[BEGIN]

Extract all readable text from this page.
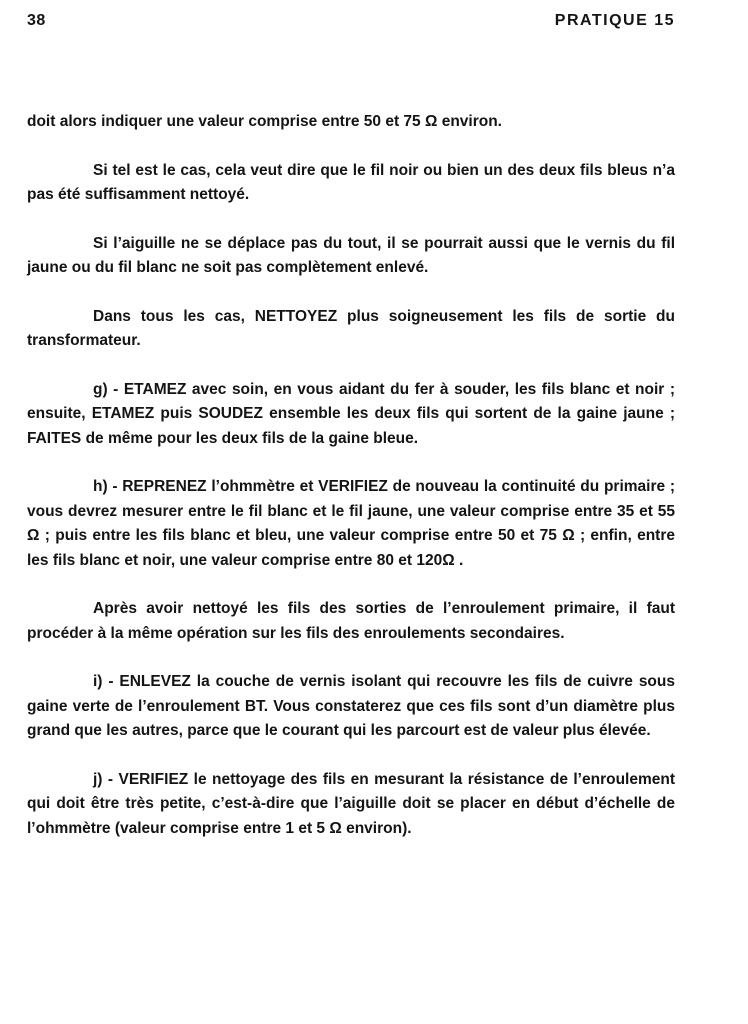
38	PRATIQUE 15

doit alors indiquer une valeur comprise entre 50 et 75 Ω environ.

Si tel est le cas, cela veut dire que le fil noir ou bien un des deux fils bleus n’a pas été suffisamment nettoyé.

Si l’aiguille ne se déplace pas du tout, il se pourrait aussi que le vernis du fil jaune ou du fil blanc ne soit pas complètement enlevé.

Dans tous les cas, NETTOYEZ plus soigneusement les fils de sortie du transformateur.

g) - ETAMEZ avec soin, en vous aidant du fer à souder, les fils blanc et noir ; ensuite, ETAMEZ puis SOUDEZ ensemble les deux fils qui sortent de la gaine jaune ; FAITES de même pour les deux fils de la gaine bleue.

h) - REPRENEZ l’ohmmètre et VERIFIEZ de nouveau la continuité du primaire ; vous devrez mesurer entre le fil blanc et le fil jaune, une valeur comprise entre 35 et 55 Ω ; puis entre les fils blanc et bleu, une valeur comprise entre 50 et 75 Ω ; enfin, entre les fils blanc et noir, une valeur comprise entre 80 et 120Ω .

Après avoir nettoyé les fils des sorties de l’enroulement primaire, il faut procéder à la même opération sur les fils des enroulements secondaires.

i) - ENLEVEZ la couche de vernis isolant qui recouvre les fils de cuivre sous gaine verte de l’enroulement BT. Vous constaterez que ces fils sont d’un diamètre plus grand que les autres, parce que le courant qui les parcourt est de valeur plus élevée.

j) - VERIFIEZ le nettoyage des fils en mesurant la résistance de l’enroulement qui doit être très petite, c’est-à-dire que l’aiguille doit se placer en début d’échelle de l’ohmmètre (valeur comprise entre 1 et 5 Ω environ).
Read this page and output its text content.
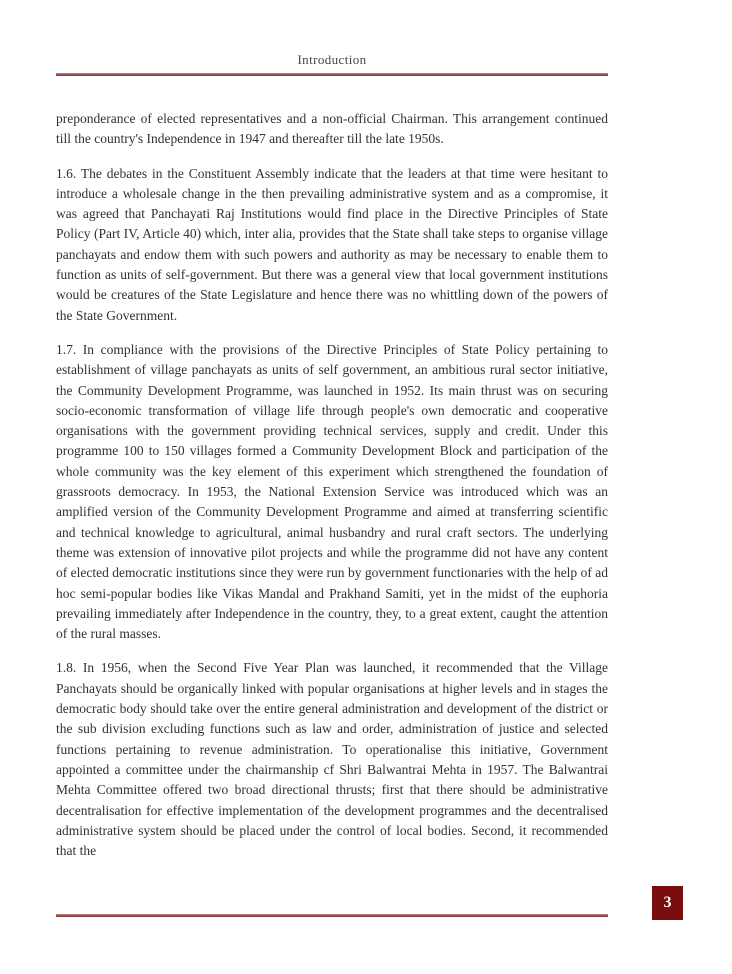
Introduction

preponderance of elected representatives and a non-official Chairman. This arrangement continued till the country's Independence in 1947 and thereafter till the late 1950s.

1.6. The debates in the Constituent Assembly indicate that the leaders at that time were hesitant to introduce a wholesale change in the then prevailing administrative system and as a compromise, it was agreed that Panchayati Raj Institutions would find place in the Directive Principles of State Policy (Part IV, Article 40) which, inter alia, provides that the State shall take steps to organise village panchayats and endow them with such powers and authority as may be necessary to enable them to function as units of self-government. But there was a general view that local government institutions would be creatures of the State Legislature and hence there was no whittling down of the powers of the State Government.

1.7. In compliance with the provisions of the Directive Principles of State Policy pertaining to establishment of village panchayats as units of self government, an ambitious rural sector initiative, the Community Development Programme, was launched in 1952. Its main thrust was on securing socio-economic transformation of village life through people's own democratic and cooperative organisations with the government providing technical services, supply and credit. Under this programme 100 to 150 villages formed a Community Development Block and participation of the whole community was the key element of this experiment which strengthened the foundation of grassroots democracy. In 1953, the National Extension Service was introduced which was an amplified version of the Community Development Programme and aimed at transferring scientific and technical knowledge to agricultural, animal husbandry and rural craft sectors. The underlying theme was extension of innovative pilot projects and while the programme did not have any content of elected democratic institutions since they were run by government functionaries with the help of ad hoc semi-popular bodies like Vikas Mandal and Prakhand Samiti, yet in the midst of the euphoria prevailing immediately after Independence in the country, they, to a great extent, caught the attention of the rural masses.

1.8. In 1956, when the Second Five Year Plan was launched, it recommended that the Village Panchayats should be organically linked with popular organisations at higher levels and in stages the democratic body should take over the entire general administration and development of the district or the sub division excluding functions such as law and order, administration of justice and selected functions pertaining to revenue administration. To operationalise this initiative, Government appointed a committee under the chairmanship cf Shri Balwantrai Mehta in 1957. The Balwantrai Mehta Committee offered two broad directional thrusts; first that there should be administrative decentralisation for effective implementation of the development programmes and the decentralised administrative system should be placed under the control of local bodies. Second, it recommended that the

3
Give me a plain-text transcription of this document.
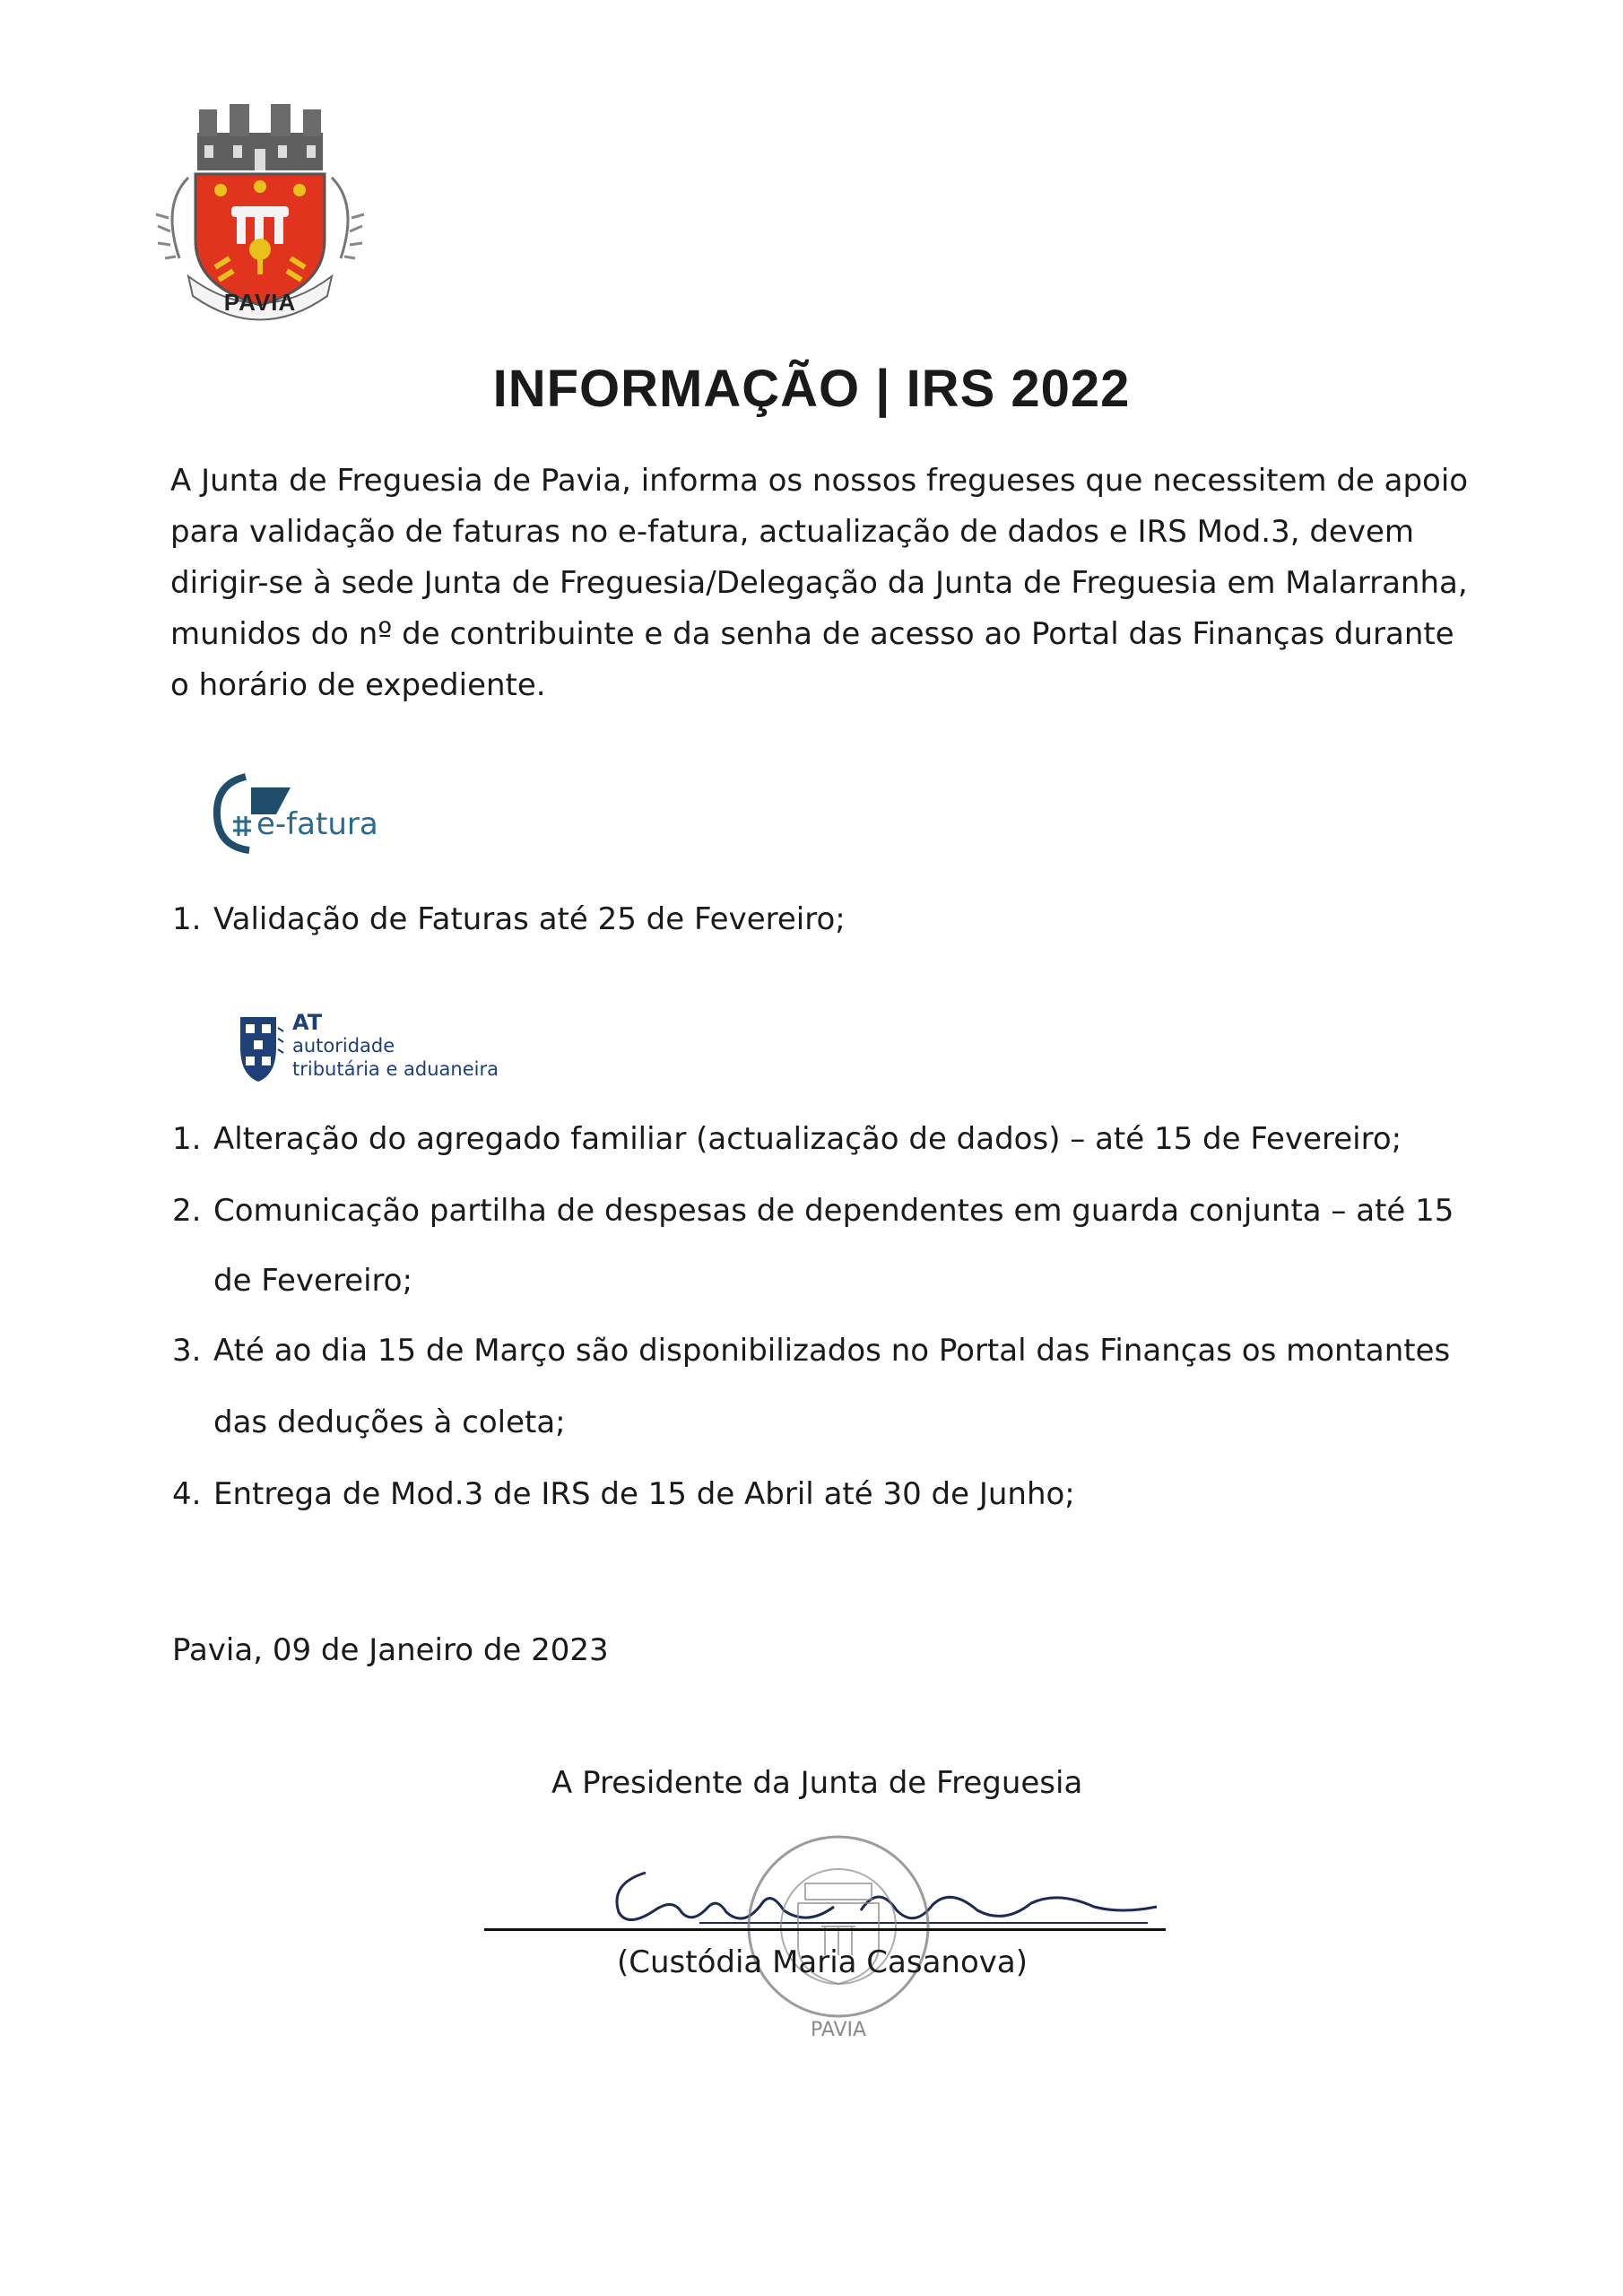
PAVIA
INFORMAÇÃO | IRS 2022
A Junta de Freguesia de Pavia, informa os nossos fregueses que necessitem de apoio
para validação de faturas no e-fatura, actualização de dados e IRS Mod.3, devem
dirigir-se à sede Junta de Freguesia/Delegação da Junta de Freguesia em Malarranha,
munidos do nº de contribuinte e da senha de acesso ao Portal das Finanças durante
o horário de expediente.
e-fatura
1. Validação de Faturas até 25 de Fevereiro;
AT
autoridade
tributária e aduaneira
1. Alteração do agregado familiar (actualização de dados) – até 15 de Fevereiro;
2. Comunicação partilha de despesas de dependentes em guarda conjunta – até 15
de Fevereiro;
3. Até ao dia 15 de Março são disponibilizados no Portal das Finanças os montantes
das deduções à coleta;
4. Entrega de Mod.3 de IRS de 15 de Abril até 30 de Junho;
Pavia, 09 de Janeiro de 2023
A Presidente da Junta de Freguesia
PAVIA
(Custódia Maria Casanova)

[END]

WHAT TO PRODUCE:
Extract, exactly as written, the span of lines from the one holding "Give me a plain-text" through the last line, inclusive. Skip any picture.

IN RESPONSE:
Give me a plain-text transcription of this document.
PAVIA
INFORMAÇÃO | IRS 2022
A Junta de Freguesia de Pavia, informa os nossos fregueses que necessitem de apoio
para validação de faturas no e-fatura, actualização de dados e IRS Mod.3, devem
dirigir-se à sede Junta de Freguesia/Delegação da Junta de Freguesia em Malarranha,
munidos do nº de contribuinte e da senha de acesso ao Portal das Finanças durante
o horário de expediente.
e-fatura
1. Validação de Faturas até 25 de Fevereiro;
AT
autoridade
tributária e aduaneira
1. Alteração do agregado familiar (actualização de dados) – até 15 de Fevereiro;
2. Comunicação partilha de despesas de dependentes em guarda conjunta – até 15
de Fevereiro;
3. Até ao dia 15 de Março são disponibilizados no Portal das Finanças os montantes
das deduções à coleta;
4. Entrega de Mod.3 de IRS de 15 de Abril até 30 de Junho;
Pavia, 09 de Janeiro de 2023
A Presidente da Junta de Freguesia
PAVIA
(Custódia Maria Casanova)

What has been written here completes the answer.